_GIVEN EXERCISE_
Copy out each line containing "Research" from the entries below.

_DATA_
________________________
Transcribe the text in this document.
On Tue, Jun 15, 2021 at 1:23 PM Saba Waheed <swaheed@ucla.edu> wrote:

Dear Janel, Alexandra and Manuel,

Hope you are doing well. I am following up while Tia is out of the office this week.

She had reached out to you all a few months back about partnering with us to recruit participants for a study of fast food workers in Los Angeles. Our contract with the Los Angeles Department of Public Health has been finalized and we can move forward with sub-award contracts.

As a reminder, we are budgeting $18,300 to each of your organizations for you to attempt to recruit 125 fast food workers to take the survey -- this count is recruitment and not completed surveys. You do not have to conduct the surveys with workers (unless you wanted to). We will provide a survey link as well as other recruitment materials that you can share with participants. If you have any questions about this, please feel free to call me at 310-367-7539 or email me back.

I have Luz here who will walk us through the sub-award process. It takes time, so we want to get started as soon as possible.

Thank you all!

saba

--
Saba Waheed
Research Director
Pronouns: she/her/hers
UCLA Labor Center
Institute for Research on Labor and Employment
________________________
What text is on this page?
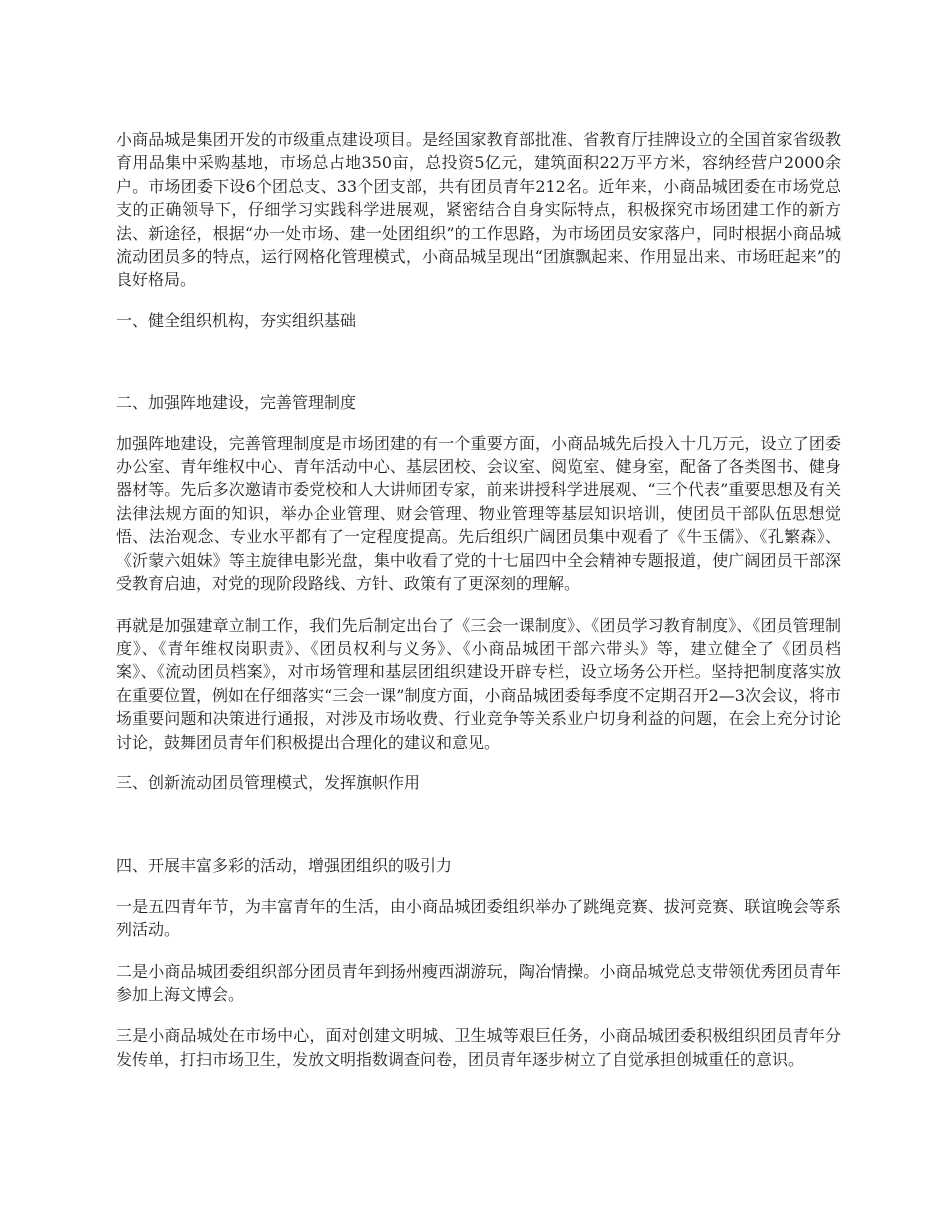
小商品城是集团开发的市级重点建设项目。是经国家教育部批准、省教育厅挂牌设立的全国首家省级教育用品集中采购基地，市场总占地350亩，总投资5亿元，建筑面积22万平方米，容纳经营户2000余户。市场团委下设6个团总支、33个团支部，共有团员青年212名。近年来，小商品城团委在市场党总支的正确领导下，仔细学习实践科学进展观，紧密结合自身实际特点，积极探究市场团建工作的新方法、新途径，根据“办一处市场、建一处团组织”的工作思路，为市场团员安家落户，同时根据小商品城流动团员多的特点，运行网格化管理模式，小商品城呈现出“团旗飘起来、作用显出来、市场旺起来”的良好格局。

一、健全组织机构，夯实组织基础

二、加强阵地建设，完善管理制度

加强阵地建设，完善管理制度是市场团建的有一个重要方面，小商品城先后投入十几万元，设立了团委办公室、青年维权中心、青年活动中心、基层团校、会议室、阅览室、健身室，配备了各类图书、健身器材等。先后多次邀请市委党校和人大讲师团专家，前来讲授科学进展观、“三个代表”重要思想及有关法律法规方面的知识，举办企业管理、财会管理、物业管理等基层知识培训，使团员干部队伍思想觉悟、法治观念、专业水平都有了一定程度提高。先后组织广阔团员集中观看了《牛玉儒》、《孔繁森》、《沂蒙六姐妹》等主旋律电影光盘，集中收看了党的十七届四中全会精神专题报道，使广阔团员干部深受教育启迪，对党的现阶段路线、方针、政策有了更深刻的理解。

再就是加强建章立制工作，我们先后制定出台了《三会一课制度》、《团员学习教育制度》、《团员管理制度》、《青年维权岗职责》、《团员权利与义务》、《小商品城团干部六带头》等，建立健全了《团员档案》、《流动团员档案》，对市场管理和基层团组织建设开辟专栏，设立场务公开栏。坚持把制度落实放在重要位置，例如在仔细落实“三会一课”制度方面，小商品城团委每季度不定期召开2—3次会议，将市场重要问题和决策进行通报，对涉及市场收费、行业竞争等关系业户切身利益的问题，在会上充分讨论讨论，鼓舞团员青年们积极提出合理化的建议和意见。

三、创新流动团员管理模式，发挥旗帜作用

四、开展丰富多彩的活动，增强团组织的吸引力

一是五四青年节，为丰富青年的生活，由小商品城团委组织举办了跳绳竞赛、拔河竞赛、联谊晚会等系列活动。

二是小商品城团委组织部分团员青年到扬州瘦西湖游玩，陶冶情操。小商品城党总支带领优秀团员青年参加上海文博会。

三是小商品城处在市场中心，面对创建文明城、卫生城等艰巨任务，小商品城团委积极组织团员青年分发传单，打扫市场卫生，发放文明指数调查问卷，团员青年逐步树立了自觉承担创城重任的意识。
________________________
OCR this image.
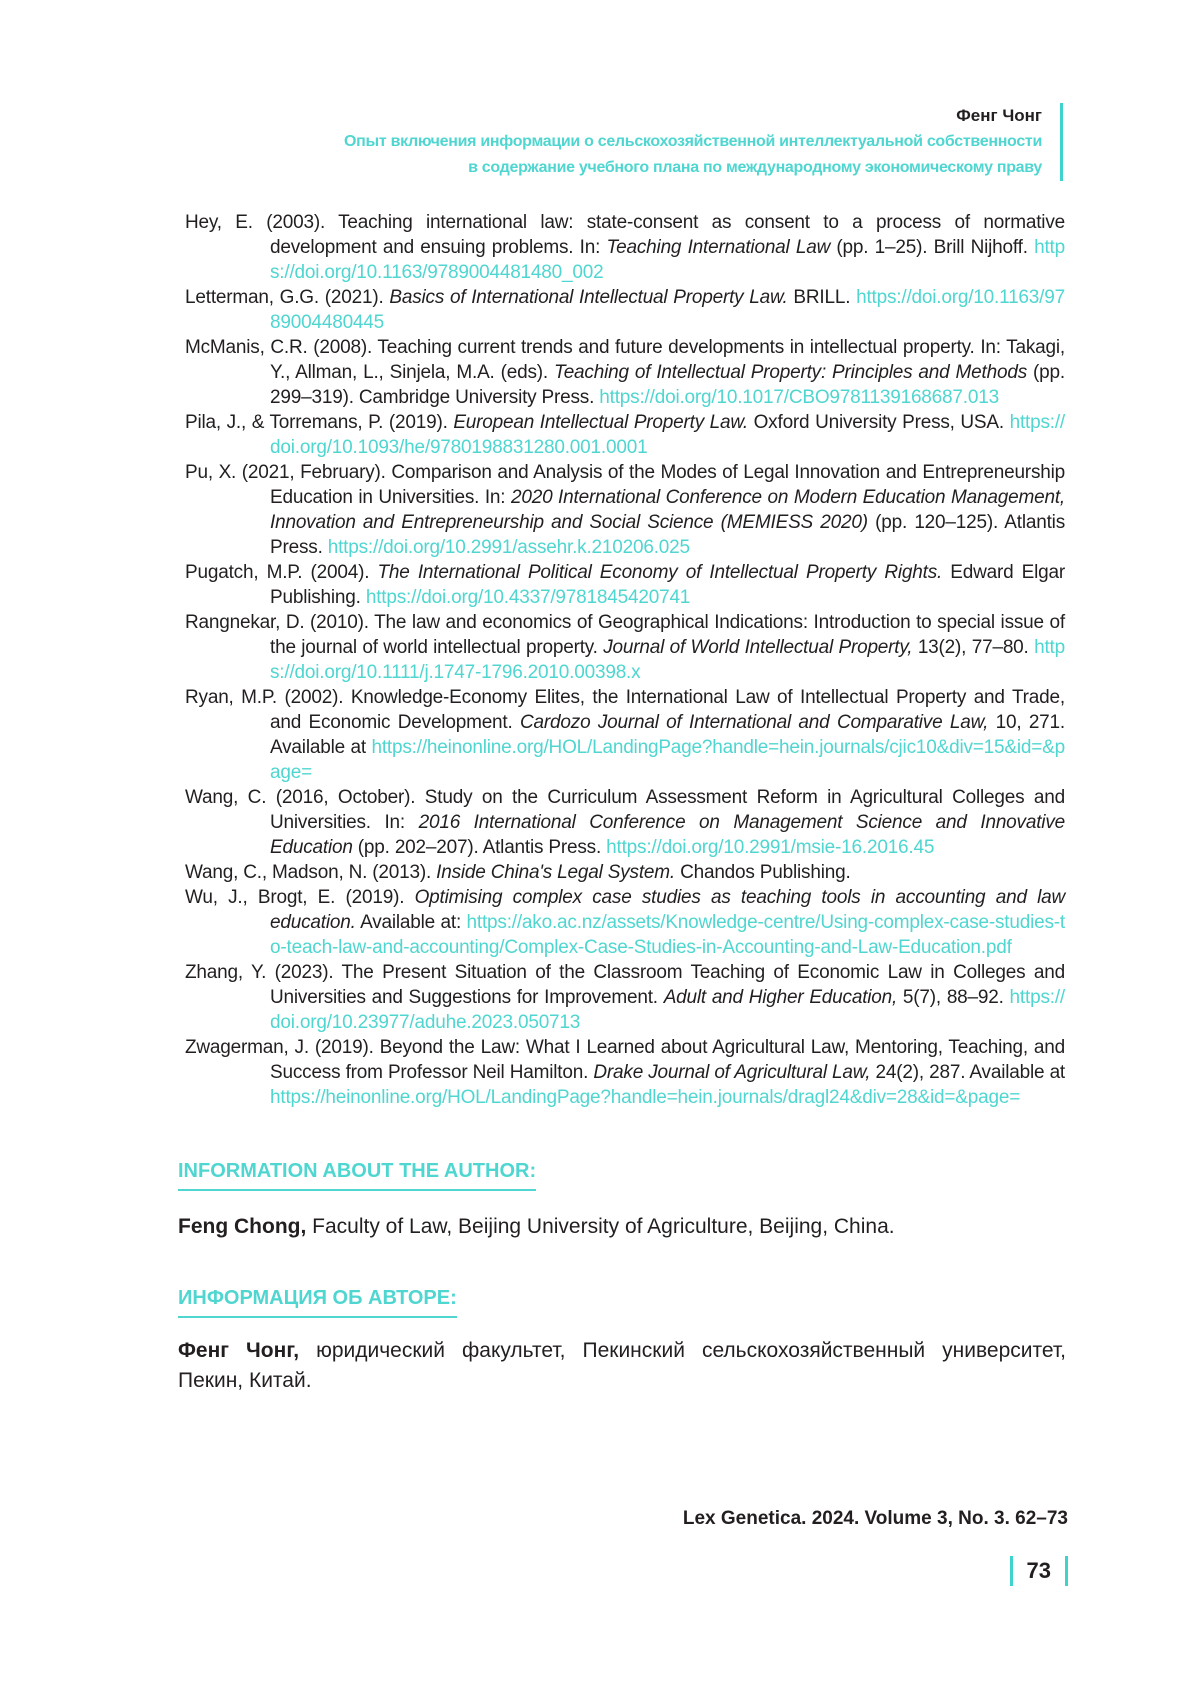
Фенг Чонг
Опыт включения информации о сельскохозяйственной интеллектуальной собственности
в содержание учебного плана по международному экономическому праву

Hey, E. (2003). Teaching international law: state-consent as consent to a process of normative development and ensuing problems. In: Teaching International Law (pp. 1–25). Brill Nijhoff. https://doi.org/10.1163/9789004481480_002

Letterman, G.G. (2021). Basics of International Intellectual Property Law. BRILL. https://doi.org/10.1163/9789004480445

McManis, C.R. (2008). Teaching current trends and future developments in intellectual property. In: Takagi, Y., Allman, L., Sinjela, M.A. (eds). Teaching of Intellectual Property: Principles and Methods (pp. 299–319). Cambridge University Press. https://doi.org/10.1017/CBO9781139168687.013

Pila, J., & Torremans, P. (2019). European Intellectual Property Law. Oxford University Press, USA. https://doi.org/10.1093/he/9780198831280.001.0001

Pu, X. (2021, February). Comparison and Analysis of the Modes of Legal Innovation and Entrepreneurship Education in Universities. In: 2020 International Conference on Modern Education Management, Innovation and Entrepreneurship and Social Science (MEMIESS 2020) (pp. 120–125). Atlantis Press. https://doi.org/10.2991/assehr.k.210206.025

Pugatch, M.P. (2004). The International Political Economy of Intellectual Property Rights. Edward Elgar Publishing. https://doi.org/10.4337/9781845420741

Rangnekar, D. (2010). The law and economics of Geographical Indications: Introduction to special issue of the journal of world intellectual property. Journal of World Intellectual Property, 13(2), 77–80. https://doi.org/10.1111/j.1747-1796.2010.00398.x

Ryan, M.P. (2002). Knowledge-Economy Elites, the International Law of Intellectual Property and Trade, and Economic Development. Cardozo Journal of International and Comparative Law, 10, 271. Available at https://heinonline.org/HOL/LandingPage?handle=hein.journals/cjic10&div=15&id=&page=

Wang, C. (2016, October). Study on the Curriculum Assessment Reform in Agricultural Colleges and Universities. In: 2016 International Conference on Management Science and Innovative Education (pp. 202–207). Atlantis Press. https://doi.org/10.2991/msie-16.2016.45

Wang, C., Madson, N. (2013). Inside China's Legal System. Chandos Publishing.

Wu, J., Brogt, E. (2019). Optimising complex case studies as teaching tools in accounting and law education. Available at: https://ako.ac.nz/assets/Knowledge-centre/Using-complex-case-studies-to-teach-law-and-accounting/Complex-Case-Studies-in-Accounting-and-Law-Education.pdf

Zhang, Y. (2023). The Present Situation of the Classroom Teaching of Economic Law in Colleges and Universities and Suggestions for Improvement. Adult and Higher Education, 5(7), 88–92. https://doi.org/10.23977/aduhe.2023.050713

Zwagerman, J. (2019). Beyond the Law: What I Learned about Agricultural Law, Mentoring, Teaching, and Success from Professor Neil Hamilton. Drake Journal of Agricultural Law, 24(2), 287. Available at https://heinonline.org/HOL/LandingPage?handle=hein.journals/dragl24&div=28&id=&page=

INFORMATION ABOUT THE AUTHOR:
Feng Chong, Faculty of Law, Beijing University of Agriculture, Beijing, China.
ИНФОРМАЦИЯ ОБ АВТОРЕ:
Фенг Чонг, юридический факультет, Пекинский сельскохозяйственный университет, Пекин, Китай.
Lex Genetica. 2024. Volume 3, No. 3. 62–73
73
________________________
_RESPONSE_
Research Director
Institute for Research on Labor and Employment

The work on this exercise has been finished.